= Recorded data =
· · · ·
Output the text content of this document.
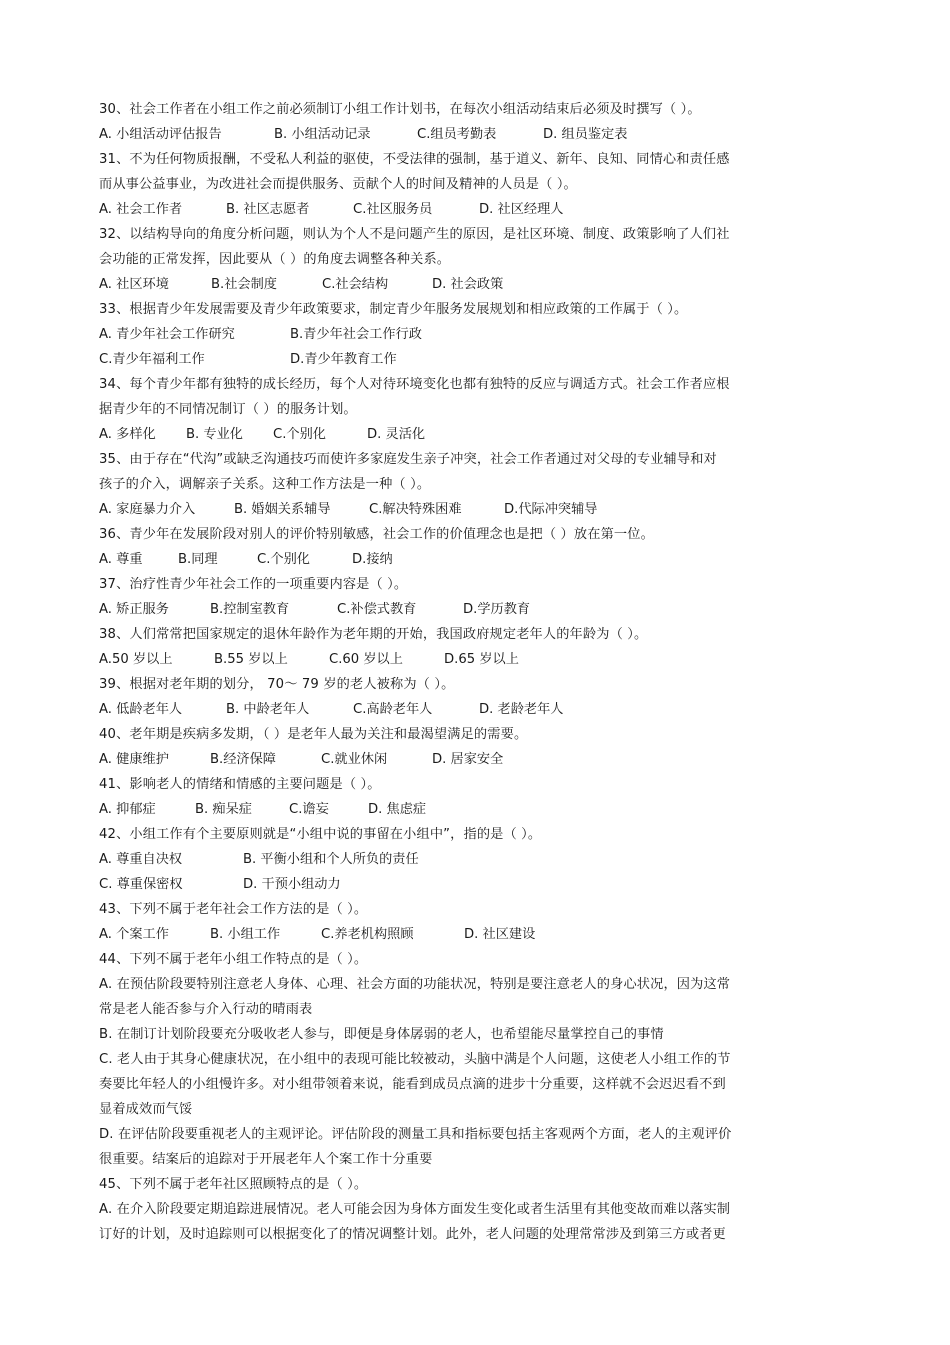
30、社会工作者在小组工作之前必须制订小组工作计划书，在每次小组活动结束后必须及时撰写（ ）。
A. 小组活动评估报告	B. 小组活动记录	C.组员考勤表	D. 组员鉴定表
31、不为任何物质报酬，不受私人利益的驱使，不受法律的强制，基于道义、新年、良知、同情心和责任感
而从事公益事业，为改进社会而提供服务、贡献个人的时间及精神的人员是（ ）。
A. 社会工作者	B. 社区志愿者	C.社区服务员	D. 社区经理人
32、以结构导向的角度分析问题，则认为个人不是问题产生的原因，是社区环境、制度、政策影响了人们社
会功能的正常发挥，因此要从（ ）的角度去调整各种关系。
A. 社区环境	B.社会制度	C.社会结构	D. 社会政策
33、根据青少年发展需要及青少年政策要求，制定青少年服务发展规划和相应政策的工作属于（ ）。
A. 青少年社会工作研究	B.青少年社会工作行政
C.青少年福利工作	D.青少年教育工作
34、每个青少年都有独特的成长经历，每个人对待环境变化也都有独特的反应与调适方式。社会工作者应根
据青少年的不同情况制订（ ）的服务计划。
A. 多样化	B. 专业化	C.个别化	D. 灵活化
35、由于存在“代沟”或缺乏沟通技巧而使许多家庭发生亲子冲突，社会工作者通过对父母的专业辅导和对
孩子的介入，调解亲子关系。这种工作方法是一种（ ）。
A. 家庭暴力介入	B. 婚姻关系辅导	C.解决特殊困难	D.代际冲突辅导
36、青少年在发展阶段对别人的评价特别敏感，社会工作的价值理念也是把（ ）放在第一位。
A. 尊重	B.同理	C.个别化	D.接纳
37、治疗性青少年社会工作的一项重要内容是（ ）。
A. 矫正服务	B.控制室教育	C.补偿式教育	D.学历教育
38、人们常常把国家规定的退休年龄作为老年期的开始，我国政府规定老年人的年龄为（ ）。
A.50 岁以上	B.55 岁以上	C.60 岁以上	D.65 岁以上
39、根据对老年期的划分， 70～ 79 岁的老人被称为（ ）。
A. 低龄老年人	B. 中龄老年人	C.高龄老年人	D. 老龄老年人
40、老年期是疾病多发期，（ ）是老年人最为关注和最渴望满足的需要。
A. 健康维护	B.经济保障	C.就业休闲	D. 居家安全
41、影响老人的情绪和情感的主要问题是（ ）。
A. 抑郁症	B. 痴呆症	C.谵妄	D. 焦虑症
42、小组工作有个主要原则就是“小组中说的事留在小组中”，指的是（ ）。
A. 尊重自决权	B. 平衡小组和个人所负的责任
C. 尊重保密权	D. 干预小组动力
43、下列不属于老年社会工作方法的是（ ）。
A. 个案工作	B. 小组工作	C.养老机构照顾	D. 社区建设
44、下列不属于老年小组工作特点的是（ ）。
A. 在预估阶段要特别注意老人身体、心理、社会方面的功能状况，特别是要注意老人的身心状况，因为这常
常是老人能否参与介入行动的晴雨表
B. 在制订计划阶段要充分吸收老人参与，即便是身体孱弱的老人，也希望能尽量掌控自己的事情
C. 老人由于其身心健康状况，在小组中的表现可能比较被动，头脑中满是个人问题，这使老人小组工作的节
奏要比年轻人的小组慢许多。对小组带领着来说，能看到成员点滴的进步十分重要，这样就不会迟迟看不到
显着成效而气馁
D. 在评估阶段要重视老人的主观评论。评估阶段的测量工具和指标要包括主客观两个方面，老人的主观评价
很重要。结案后的追踪对于开展老年人个案工作十分重要
45、下列不属于老年社区照顾特点的是（ ）。
A. 在介入阶段要定期追踪进展情况。老人可能会因为身体方面发生变化或者生活里有其他变故而难以落实制
订好的计划，及时追踪则可以根据变化了的情况调整计划。此外，老人问题的处理常常涉及到第三方或者更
· · · ·
= WHAT IS ASKED =
Reproduce the full listing faithfully, but do not carry over any pictures.

= IN RESPONSE =
Output the text content of this document.
30、社会工作者在小组工作之前必须制订小组工作计划书，在每次小组活动结束后必须及时撰写（ ）。
A. 小组活动评估报告	B. 小组活动记录	C.组员考勤表	D. 组员鉴定表
31、不为任何物质报酬，不受私人利益的驱使，不受法律的强制，基于道义、新年、良知、同情心和责任感
而从事公益事业，为改进社会而提供服务、贡献个人的时间及精神的人员是（ ）。
A. 社会工作者	B. 社区志愿者	C.社区服务员	D. 社区经理人
32、以结构导向的角度分析问题，则认为个人不是问题产生的原因，是社区环境、制度、政策影响了人们社
会功能的正常发挥，因此要从（ ）的角度去调整各种关系。
A. 社区环境	B.社会制度	C.社会结构	D. 社会政策
33、根据青少年发展需要及青少年政策要求，制定青少年服务发展规划和相应政策的工作属于（ ）。
A. 青少年社会工作研究	B.青少年社会工作行政
C.青少年福利工作	D.青少年教育工作
34、每个青少年都有独特的成长经历，每个人对待环境变化也都有独特的反应与调适方式。社会工作者应根
据青少年的不同情况制订（ ）的服务计划。
A. 多样化	B. 专业化	C.个别化	D. 灵活化
35、由于存在“代沟”或缺乏沟通技巧而使许多家庭发生亲子冲突，社会工作者通过对父母的专业辅导和对
孩子的介入，调解亲子关系。这种工作方法是一种（ ）。
A. 家庭暴力介入	B. 婚姻关系辅导	C.解决特殊困难	D.代际冲突辅导
36、青少年在发展阶段对别人的评价特别敏感，社会工作的价值理念也是把（ ）放在第一位。
A. 尊重	B.同理	C.个别化	D.接纳
37、治疗性青少年社会工作的一项重要内容是（ ）。
A. 矫正服务	B.控制室教育	C.补偿式教育	D.学历教育
38、人们常常把国家规定的退休年龄作为老年期的开始，我国政府规定老年人的年龄为（ ）。
A.50 岁以上	B.55 岁以上	C.60 岁以上	D.65 岁以上
39、根据对老年期的划分， 70～ 79 岁的老人被称为（ ）。
A. 低龄老年人	B. 中龄老年人	C.高龄老年人	D. 老龄老年人
40、老年期是疾病多发期，（ ）是老年人最为关注和最渴望满足的需要。
A. 健康维护	B.经济保障	C.就业休闲	D. 居家安全
41、影响老人的情绪和情感的主要问题是（ ）。
A. 抑郁症	B. 痴呆症	C.谵妄	D. 焦虑症
42、小组工作有个主要原则就是“小组中说的事留在小组中”，指的是（ ）。
A. 尊重自决权	B. 平衡小组和个人所负的责任
C. 尊重保密权	D. 干预小组动力
43、下列不属于老年社会工作方法的是（ ）。
A. 个案工作	B. 小组工作	C.养老机构照顾	D. 社区建设
44、下列不属于老年小组工作特点的是（ ）。
A. 在预估阶段要特别注意老人身体、心理、社会方面的功能状况，特别是要注意老人的身心状况，因为这常
常是老人能否参与介入行动的晴雨表
B. 在制订计划阶段要充分吸收老人参与，即便是身体孱弱的老人，也希望能尽量掌控自己的事情
C. 老人由于其身心健康状况，在小组中的表现可能比较被动，头脑中满是个人问题，这使老人小组工作的节
奏要比年轻人的小组慢许多。对小组带领着来说，能看到成员点滴的进步十分重要，这样就不会迟迟看不到
显着成效而气馁
D. 在评估阶段要重视老人的主观评论。评估阶段的测量工具和指标要包括主客观两个方面，老人的主观评价
很重要。结案后的追踪对于开展老年人个案工作十分重要
45、下列不属于老年社区照顾特点的是（ ）。
A. 在介入阶段要定期追踪进展情况。老人可能会因为身体方面发生变化或者生活里有其他变故而难以落实制
订好的计划，及时追踪则可以根据变化了的情况调整计划。此外，老人问题的处理常常涉及到第三方或者更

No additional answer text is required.